> [DO THIS]: Search the material below for the string "benutzt" and list each line that holds it.

↓

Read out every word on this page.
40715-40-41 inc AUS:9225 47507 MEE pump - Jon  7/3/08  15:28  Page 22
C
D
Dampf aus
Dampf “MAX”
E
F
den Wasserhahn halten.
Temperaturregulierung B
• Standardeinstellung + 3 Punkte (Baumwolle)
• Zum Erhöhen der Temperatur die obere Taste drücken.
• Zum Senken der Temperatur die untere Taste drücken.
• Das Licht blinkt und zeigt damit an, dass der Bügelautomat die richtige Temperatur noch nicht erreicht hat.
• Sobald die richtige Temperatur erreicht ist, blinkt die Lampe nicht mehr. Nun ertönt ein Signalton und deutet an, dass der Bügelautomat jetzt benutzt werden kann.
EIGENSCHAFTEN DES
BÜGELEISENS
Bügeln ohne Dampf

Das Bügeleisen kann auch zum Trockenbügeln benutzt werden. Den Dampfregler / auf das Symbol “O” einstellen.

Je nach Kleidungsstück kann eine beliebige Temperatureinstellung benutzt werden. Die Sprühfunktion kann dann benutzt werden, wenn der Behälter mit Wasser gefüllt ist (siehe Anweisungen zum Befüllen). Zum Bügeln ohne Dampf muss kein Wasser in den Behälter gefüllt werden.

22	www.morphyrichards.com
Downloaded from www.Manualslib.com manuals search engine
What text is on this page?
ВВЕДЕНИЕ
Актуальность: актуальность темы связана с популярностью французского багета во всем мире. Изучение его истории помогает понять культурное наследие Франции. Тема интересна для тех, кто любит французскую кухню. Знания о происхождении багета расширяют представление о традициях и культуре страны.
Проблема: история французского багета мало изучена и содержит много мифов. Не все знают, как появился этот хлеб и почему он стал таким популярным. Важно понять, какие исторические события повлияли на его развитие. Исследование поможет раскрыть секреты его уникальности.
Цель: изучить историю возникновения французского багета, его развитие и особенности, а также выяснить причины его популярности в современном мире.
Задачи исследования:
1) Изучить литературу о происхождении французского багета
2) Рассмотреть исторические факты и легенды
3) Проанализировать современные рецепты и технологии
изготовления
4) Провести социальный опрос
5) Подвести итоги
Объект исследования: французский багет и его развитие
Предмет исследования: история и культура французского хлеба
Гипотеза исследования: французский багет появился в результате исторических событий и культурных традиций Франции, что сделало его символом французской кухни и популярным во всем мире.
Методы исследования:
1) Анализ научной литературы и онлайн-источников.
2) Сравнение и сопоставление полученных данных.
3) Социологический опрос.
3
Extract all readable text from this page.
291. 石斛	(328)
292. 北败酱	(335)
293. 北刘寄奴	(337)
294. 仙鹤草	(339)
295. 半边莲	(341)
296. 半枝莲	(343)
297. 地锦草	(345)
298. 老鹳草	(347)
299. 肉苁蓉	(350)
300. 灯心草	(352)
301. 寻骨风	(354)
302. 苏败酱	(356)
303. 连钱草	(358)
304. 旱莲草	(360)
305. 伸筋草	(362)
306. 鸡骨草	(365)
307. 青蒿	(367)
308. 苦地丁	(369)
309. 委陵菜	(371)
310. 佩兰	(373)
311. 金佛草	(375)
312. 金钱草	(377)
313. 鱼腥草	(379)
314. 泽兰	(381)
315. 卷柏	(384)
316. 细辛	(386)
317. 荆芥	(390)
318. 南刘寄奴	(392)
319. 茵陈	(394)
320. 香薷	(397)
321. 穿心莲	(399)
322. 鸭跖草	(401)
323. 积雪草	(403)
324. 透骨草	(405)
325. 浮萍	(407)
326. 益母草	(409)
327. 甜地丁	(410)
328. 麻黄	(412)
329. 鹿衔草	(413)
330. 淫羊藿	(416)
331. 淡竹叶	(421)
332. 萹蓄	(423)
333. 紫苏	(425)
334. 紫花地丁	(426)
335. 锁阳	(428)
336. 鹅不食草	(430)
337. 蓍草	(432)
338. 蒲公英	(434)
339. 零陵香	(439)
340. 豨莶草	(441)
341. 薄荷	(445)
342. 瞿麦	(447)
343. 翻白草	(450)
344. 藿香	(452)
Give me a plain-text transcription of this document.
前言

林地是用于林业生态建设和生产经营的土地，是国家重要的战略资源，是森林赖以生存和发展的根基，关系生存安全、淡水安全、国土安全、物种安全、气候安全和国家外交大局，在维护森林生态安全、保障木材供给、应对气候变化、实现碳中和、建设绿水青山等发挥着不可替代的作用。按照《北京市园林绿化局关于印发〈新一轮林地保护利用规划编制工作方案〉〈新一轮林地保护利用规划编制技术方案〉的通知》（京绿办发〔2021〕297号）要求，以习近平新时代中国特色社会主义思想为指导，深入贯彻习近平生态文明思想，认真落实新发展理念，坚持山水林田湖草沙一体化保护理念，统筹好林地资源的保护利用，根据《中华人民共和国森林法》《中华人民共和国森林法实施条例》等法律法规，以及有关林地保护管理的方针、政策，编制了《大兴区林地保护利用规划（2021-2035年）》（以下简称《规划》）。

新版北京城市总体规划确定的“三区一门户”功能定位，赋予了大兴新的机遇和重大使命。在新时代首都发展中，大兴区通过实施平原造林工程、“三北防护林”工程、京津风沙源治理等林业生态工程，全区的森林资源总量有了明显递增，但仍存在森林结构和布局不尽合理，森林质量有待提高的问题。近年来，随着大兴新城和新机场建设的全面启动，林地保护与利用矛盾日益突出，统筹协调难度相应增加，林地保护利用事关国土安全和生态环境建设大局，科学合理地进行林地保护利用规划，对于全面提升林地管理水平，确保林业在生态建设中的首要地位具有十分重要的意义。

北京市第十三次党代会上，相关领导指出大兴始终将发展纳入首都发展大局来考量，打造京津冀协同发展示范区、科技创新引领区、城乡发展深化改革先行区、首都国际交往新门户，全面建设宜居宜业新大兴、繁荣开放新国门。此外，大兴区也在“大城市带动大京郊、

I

↑

> [FINAL RESULT]:
• Sobald die richtige Temperatur erreicht ist, blinkt die Lampe nicht mehr. Nun ertönt ein Signalton und deutet an, dass der Bügelautomat jetzt benutzt werden kann.
Das Bügeleisen kann auch zum Trockenbügeln benutzt werden. Den Dampfregler / auf das Symbol “O” einstellen.
Je nach Kleidungsstück kann eine beliebige Temperatureinstellung benutzt werden. Die Sprühfunktion kann dann benutzt werden, wenn der Behälter mit Wasser gefüllt ist (siehe Anweisungen zum Befüllen). Zum Bügeln ohne Dampf muss kein Wasser in den Behälter gefüllt werden.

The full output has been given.